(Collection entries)

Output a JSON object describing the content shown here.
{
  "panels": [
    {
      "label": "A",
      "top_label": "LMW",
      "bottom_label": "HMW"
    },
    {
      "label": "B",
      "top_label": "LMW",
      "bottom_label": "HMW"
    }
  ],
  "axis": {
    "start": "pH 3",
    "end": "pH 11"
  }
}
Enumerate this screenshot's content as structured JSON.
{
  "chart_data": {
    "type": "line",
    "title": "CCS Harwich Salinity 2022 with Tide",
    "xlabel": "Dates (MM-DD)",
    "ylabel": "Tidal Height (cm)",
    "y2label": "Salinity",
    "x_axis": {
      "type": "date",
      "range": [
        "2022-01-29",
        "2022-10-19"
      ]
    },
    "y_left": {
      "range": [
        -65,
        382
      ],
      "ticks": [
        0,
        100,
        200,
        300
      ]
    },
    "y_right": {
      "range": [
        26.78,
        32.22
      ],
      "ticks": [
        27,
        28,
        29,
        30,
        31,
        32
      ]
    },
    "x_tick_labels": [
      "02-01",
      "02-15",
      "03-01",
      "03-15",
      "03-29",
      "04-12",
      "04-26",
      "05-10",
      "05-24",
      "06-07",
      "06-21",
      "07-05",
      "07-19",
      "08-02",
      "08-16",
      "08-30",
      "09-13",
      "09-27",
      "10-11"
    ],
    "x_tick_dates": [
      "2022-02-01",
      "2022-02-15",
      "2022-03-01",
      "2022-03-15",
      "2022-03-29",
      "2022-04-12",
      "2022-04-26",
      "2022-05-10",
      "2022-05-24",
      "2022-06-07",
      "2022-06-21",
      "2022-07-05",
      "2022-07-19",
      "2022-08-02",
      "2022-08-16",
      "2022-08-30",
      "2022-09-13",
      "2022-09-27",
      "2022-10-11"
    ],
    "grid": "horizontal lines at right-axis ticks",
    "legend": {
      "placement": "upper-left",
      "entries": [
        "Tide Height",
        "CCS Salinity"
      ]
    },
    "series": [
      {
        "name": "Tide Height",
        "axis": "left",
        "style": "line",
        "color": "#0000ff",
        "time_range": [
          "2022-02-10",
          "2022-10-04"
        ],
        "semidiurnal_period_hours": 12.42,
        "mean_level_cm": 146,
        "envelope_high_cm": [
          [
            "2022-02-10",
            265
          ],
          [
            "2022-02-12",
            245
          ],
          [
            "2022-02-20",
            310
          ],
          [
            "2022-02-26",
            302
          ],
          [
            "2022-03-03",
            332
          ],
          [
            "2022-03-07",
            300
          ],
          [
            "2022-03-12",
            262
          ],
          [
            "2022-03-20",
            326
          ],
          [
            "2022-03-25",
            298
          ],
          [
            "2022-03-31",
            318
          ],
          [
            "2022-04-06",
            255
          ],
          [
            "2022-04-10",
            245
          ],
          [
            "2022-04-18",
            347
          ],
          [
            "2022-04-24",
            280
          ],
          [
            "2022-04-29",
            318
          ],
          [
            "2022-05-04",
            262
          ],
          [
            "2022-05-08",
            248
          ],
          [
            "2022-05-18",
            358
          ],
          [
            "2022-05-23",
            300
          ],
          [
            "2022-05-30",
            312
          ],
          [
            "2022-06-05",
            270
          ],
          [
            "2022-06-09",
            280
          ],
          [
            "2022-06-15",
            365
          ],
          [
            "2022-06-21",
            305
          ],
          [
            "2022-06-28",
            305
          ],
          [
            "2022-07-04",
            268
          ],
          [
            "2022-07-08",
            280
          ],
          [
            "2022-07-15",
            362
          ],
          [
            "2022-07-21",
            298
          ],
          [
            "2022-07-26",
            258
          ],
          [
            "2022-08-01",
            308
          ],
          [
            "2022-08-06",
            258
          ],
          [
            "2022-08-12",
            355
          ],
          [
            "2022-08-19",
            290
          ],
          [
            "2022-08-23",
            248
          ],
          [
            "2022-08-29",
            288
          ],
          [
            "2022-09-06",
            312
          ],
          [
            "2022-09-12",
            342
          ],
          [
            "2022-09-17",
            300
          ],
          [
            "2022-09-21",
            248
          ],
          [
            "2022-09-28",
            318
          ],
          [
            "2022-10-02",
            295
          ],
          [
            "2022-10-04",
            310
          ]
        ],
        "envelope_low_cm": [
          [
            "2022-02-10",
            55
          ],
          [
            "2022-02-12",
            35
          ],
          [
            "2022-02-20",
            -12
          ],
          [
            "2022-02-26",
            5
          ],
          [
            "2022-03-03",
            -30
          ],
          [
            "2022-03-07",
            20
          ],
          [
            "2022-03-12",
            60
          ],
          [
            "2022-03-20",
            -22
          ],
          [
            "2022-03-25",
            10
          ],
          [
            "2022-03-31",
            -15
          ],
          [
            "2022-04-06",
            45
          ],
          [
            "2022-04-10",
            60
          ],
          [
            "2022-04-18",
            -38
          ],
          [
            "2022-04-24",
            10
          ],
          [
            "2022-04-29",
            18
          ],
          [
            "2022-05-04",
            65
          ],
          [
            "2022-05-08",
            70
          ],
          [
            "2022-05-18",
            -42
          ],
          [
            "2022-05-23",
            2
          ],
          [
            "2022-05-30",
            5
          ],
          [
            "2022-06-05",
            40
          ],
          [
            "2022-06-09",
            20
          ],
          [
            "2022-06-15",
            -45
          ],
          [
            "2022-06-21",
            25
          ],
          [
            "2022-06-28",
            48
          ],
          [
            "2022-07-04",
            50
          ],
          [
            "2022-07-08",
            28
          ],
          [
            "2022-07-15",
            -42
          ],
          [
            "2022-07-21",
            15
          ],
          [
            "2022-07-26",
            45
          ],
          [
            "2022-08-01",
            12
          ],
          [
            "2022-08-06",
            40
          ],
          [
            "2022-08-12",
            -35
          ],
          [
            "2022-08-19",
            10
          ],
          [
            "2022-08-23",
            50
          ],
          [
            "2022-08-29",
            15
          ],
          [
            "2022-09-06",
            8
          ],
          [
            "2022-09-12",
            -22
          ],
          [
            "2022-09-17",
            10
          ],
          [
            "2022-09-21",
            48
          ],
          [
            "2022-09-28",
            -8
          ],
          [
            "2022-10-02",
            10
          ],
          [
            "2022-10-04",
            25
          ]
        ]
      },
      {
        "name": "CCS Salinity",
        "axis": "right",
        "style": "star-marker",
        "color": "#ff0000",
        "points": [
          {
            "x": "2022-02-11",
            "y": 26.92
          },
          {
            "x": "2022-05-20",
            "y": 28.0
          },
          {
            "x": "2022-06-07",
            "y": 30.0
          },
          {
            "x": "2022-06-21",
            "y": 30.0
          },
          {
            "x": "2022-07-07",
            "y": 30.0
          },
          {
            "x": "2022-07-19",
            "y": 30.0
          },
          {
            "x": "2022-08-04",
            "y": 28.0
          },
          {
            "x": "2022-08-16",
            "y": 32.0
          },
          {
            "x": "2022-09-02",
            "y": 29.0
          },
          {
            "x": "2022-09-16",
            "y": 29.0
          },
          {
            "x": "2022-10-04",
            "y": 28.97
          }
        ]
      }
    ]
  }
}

Task ▸
Recopy the entries above in their entirety, exactly.

Solution for this problem ▸
Output a JSON object describing the content shown here.
{
  "panels": [
    {
      "label": "A",
      "top_label": "LMW",
      "bottom_label": "HMW"
    },
    {
      "label": "B",
      "top_label": "LMW",
      "bottom_label": "HMW"
    }
  ],
  "axis": {
    "start": "pH 3",
    "end": "pH 11"
  }
}
Enumerate this screenshot's content as structured JSON.
{
  "chart_data": {
    "type": "line",
    "title": "CCS Harwich Salinity 2022 with Tide",
    "xlabel": "Dates (MM-DD)",
    "ylabel": "Tidal Height (cm)",
    "y2label": "Salinity",
    "x_axis": {
      "type": "date",
      "range": [
        "2022-01-29",
        "2022-10-19"
      ]
    },
    "y_left": {
      "range": [
        -65,
        382
      ],
      "ticks": [
        0,
        100,
        200,
        300
      ]
    },
    "y_right": {
      "range": [
        26.78,
        32.22
      ],
      "ticks": [
        27,
        28,
        29,
        30,
        31,
        32
      ]
    },
    "x_tick_labels": [
      "02-01",
      "02-15",
      "03-01",
      "03-15",
      "03-29",
      "04-12",
      "04-26",
      "05-10",
      "05-24",
      "06-07",
      "06-21",
      "07-05",
      "07-19",
      "08-02",
      "08-16",
      "08-30",
      "09-13",
      "09-27",
      "10-11"
    ],
    "x_tick_dates": [
      "2022-02-01",
      "2022-02-15",
      "2022-03-01",
      "2022-03-15",
      "2022-03-29",
      "2022-04-12",
      "2022-04-26",
      "2022-05-10",
      "2022-05-24",
      "2022-06-07",
      "2022-06-21",
      "2022-07-05",
      "2022-07-19",
      "2022-08-02",
      "2022-08-16",
      "2022-08-30",
      "2022-09-13",
      "2022-09-27",
      "2022-10-11"
    ],
    "grid": "horizontal lines at right-axis ticks",
    "legend": {
      "placement": "upper-left",
      "entries": [
        "Tide Height",
        "CCS Salinity"
      ]
    },
    "series": [
      {
        "name": "Tide Height",
        "axis": "left",
        "style": "line",
        "color": "#0000ff",
        "time_range": [
          "2022-02-10",
          "2022-10-04"
        ],
        "semidiurnal_period_hours": 12.42,
        "mean_level_cm": 146,
        "envelope_high_cm": [
          [
            "2022-02-10",
            265
          ],
          [
            "2022-02-12",
            245
          ],
          [
            "2022-02-20",
            310
          ],
          [
            "2022-02-26",
            302
          ],
          [
            "2022-03-03",
            332
          ],
          [
            "2022-03-07",
            300
          ],
          [
            "2022-03-12",
            262
          ],
          [
            "2022-03-20",
            326
          ],
          [
            "2022-03-25",
            298
          ],
          [
            "2022-03-31",
            318
          ],
          [
            "2022-04-06",
            255
          ],
          [
            "2022-04-10",
            245
          ],
          [
            "2022-04-18",
            347
          ],
          [
            "2022-04-24",
            280
          ],
          [
            "2022-04-29",
            318
          ],
          [
            "2022-05-04",
            262
          ],
          [
            "2022-05-08",
            248
          ],
          [
            "2022-05-18",
            358
          ],
          [
            "2022-05-23",
            300
          ],
          [
            "2022-05-30",
            312
          ],
          [
            "2022-06-05",
            270
          ],
          [
            "2022-06-09",
            280
          ],
          [
            "2022-06-15",
            365
          ],
          [
            "2022-06-21",
            305
          ],
          [
            "2022-06-28",
            305
          ],
          [
            "2022-07-04",
            268
          ],
          [
            "2022-07-08",
            280
          ],
          [
            "2022-07-15",
            362
          ],
          [
            "2022-07-21",
            298
          ],
          [
            "2022-07-26",
            258
          ],
          [
            "2022-08-01",
            308
          ],
          [
            "2022-08-06",
            258
          ],
          [
            "2022-08-12",
            355
          ],
          [
            "2022-08-19",
            290
          ],
          [
            "2022-08-23",
            248
          ],
          [
            "2022-08-29",
            288
          ],
          [
            "2022-09-06",
            312
          ],
          [
            "2022-09-12",
            342
          ],
          [
            "2022-09-17",
            300
          ],
          [
            "2022-09-21",
            248
          ],
          [
            "2022-09-28",
            318
          ],
          [
            "2022-10-02",
            295
          ],
          [
            "2022-10-04",
            310
          ]
        ],
        "envelope_low_cm": [
          [
            "2022-02-10",
            55
          ],
          [
            "2022-02-12",
            35
          ],
          [
            "2022-02-20",
            -12
          ],
          [
            "2022-02-26",
            5
          ],
          [
            "2022-03-03",
            -30
          ],
          [
            "2022-03-07",
            20
          ],
          [
            "2022-03-12",
            60
          ],
          [
            "2022-03-20",
            -22
          ],
          [
            "2022-03-25",
            10
          ],
          [
            "2022-03-31",
            -15
          ],
          [
            "2022-04-06",
            45
          ],
          [
            "2022-04-10",
            60
          ],
          [
            "2022-04-18",
            -38
          ],
          [
            "2022-04-24",
            10
          ],
          [
            "2022-04-29",
            18
          ],
          [
            "2022-05-04",
            65
          ],
          [
            "2022-05-08",
            70
          ],
          [
            "2022-05-18",
            -42
          ],
          [
            "2022-05-23",
            2
          ],
          [
            "2022-05-30",
            5
          ],
          [
            "2022-06-05",
            40
          ],
          [
            "2022-06-09",
            20
          ],
          [
            "2022-06-15",
            -45
          ],
          [
            "2022-06-21",
            25
          ],
          [
            "2022-06-28",
            48
          ],
          [
            "2022-07-04",
            50
          ],
          [
            "2022-07-08",
            28
          ],
          [
            "2022-07-15",
            -42
          ],
          [
            "2022-07-21",
            15
          ],
          [
            "2022-07-26",
            45
          ],
          [
            "2022-08-01",
            12
          ],
          [
            "2022-08-06",
            40
          ],
          [
            "2022-08-12",
            -35
          ],
          [
            "2022-08-19",
            10
          ],
          [
            "2022-08-23",
            50
          ],
          [
            "2022-08-29",
            15
          ],
          [
            "2022-09-06",
            8
          ],
          [
            "2022-09-12",
            -22
          ],
          [
            "2022-09-17",
            10
          ],
          [
            "2022-09-21",
            48
          ],
          [
            "2022-09-28",
            -8
          ],
          [
            "2022-10-02",
            10
          ],
          [
            "2022-10-04",
            25
          ]
        ]
      },
      {
        "name": "CCS Salinity",
        "axis": "right",
        "style": "star-marker",
        "color": "#ff0000",
        "points": [
          {
            "x": "2022-02-11",
            "y": 26.92
          },
          {
            "x": "2022-05-20",
            "y": 28.0
          },
          {
            "x": "2022-06-07",
            "y": 30.0
          },
          {
            "x": "2022-06-21",
            "y": 30.0
          },
          {
            "x": "2022-07-07",
            "y": 30.0
          },
          {
            "x": "2022-07-19",
            "y": 30.0
          },
          {
            "x": "2022-08-04",
            "y": 28.0
          },
          {
            "x": "2022-08-16",
            "y": 32.0
          },
          {
            "x": "2022-09-02",
            "y": 29.0
          },
          {
            "x": "2022-09-16",
            "y": 29.0
          },
          {
            "x": "2022-10-04",
            "y": 28.97
          }
        ]
      }
    ]
  }
}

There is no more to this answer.